(Lines of data)
--------------------------------------------------

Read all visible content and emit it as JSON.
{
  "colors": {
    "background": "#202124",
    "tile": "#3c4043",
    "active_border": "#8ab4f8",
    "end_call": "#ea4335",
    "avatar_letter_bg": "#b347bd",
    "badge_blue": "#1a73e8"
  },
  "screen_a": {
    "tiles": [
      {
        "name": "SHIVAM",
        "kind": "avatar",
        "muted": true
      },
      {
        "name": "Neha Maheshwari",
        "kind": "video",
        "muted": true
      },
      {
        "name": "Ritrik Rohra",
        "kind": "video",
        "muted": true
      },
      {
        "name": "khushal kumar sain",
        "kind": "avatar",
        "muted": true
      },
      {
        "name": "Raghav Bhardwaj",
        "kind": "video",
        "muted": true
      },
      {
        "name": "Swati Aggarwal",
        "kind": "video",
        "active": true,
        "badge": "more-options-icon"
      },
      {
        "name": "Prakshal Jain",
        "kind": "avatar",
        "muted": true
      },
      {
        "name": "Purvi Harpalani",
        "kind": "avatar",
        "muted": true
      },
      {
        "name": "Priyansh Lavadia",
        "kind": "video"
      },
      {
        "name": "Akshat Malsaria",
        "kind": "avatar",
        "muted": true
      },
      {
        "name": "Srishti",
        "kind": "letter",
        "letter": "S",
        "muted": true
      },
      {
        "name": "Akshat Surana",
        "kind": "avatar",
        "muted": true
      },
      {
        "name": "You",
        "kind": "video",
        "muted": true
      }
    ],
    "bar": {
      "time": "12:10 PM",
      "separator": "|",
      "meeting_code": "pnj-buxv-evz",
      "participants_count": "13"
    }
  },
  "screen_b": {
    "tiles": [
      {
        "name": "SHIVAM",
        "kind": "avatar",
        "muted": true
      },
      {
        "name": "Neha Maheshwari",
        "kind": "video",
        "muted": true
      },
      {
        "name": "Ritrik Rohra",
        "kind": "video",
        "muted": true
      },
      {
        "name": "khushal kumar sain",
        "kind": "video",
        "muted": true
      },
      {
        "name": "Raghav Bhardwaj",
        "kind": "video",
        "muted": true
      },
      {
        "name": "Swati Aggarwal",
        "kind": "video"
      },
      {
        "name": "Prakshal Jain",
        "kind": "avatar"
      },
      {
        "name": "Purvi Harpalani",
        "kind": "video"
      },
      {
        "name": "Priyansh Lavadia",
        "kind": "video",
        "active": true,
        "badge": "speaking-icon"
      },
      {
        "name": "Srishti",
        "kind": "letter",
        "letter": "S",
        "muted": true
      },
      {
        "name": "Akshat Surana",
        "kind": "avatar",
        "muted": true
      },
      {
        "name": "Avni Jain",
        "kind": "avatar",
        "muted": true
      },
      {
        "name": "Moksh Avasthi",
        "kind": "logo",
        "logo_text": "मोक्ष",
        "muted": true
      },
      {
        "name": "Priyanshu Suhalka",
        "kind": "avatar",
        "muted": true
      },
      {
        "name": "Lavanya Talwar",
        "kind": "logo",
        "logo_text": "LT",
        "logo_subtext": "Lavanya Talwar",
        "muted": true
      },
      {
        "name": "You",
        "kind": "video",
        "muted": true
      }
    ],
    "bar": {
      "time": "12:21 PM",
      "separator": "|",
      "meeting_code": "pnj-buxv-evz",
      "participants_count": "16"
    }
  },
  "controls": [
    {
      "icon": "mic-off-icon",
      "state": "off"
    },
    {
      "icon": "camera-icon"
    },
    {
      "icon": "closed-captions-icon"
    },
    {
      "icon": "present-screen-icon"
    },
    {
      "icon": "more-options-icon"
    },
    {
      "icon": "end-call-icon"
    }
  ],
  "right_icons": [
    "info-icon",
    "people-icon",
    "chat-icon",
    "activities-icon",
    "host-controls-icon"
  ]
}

--------------------------------------------------

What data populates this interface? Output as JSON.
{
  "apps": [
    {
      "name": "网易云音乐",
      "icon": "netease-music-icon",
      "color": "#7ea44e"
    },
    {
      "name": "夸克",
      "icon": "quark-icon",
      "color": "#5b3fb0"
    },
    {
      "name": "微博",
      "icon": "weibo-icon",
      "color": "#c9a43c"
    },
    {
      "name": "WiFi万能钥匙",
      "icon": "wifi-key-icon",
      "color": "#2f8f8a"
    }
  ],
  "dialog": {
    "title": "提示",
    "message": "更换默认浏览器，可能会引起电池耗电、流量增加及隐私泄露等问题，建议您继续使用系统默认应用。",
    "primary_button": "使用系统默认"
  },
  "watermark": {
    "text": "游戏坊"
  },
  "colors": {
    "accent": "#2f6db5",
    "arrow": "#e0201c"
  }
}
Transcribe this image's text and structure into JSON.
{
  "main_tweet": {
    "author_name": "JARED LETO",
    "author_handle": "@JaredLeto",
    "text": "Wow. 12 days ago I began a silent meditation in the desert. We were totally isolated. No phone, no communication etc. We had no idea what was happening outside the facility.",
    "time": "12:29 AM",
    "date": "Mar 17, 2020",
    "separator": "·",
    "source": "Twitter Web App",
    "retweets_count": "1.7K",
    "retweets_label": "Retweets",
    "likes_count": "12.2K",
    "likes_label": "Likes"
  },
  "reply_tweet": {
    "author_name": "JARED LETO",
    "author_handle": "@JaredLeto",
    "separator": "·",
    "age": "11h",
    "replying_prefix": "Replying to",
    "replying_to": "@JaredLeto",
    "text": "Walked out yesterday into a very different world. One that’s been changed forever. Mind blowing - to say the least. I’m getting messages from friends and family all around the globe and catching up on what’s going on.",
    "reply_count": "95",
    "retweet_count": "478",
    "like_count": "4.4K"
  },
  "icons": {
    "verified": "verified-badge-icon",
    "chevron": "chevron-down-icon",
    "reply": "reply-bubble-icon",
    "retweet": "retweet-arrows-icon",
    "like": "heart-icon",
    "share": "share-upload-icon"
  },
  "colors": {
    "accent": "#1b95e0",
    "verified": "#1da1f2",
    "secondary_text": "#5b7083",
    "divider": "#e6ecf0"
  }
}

--------------------------------------------------

▶ Instructions for the task: Gather and copy every line of the data in which the string "JSON" is found.

▶ Response:
Read all visible content and emit it as JSON.
What data populates this interface? Output as JSON.
Transcribe this image's text and structure into JSON.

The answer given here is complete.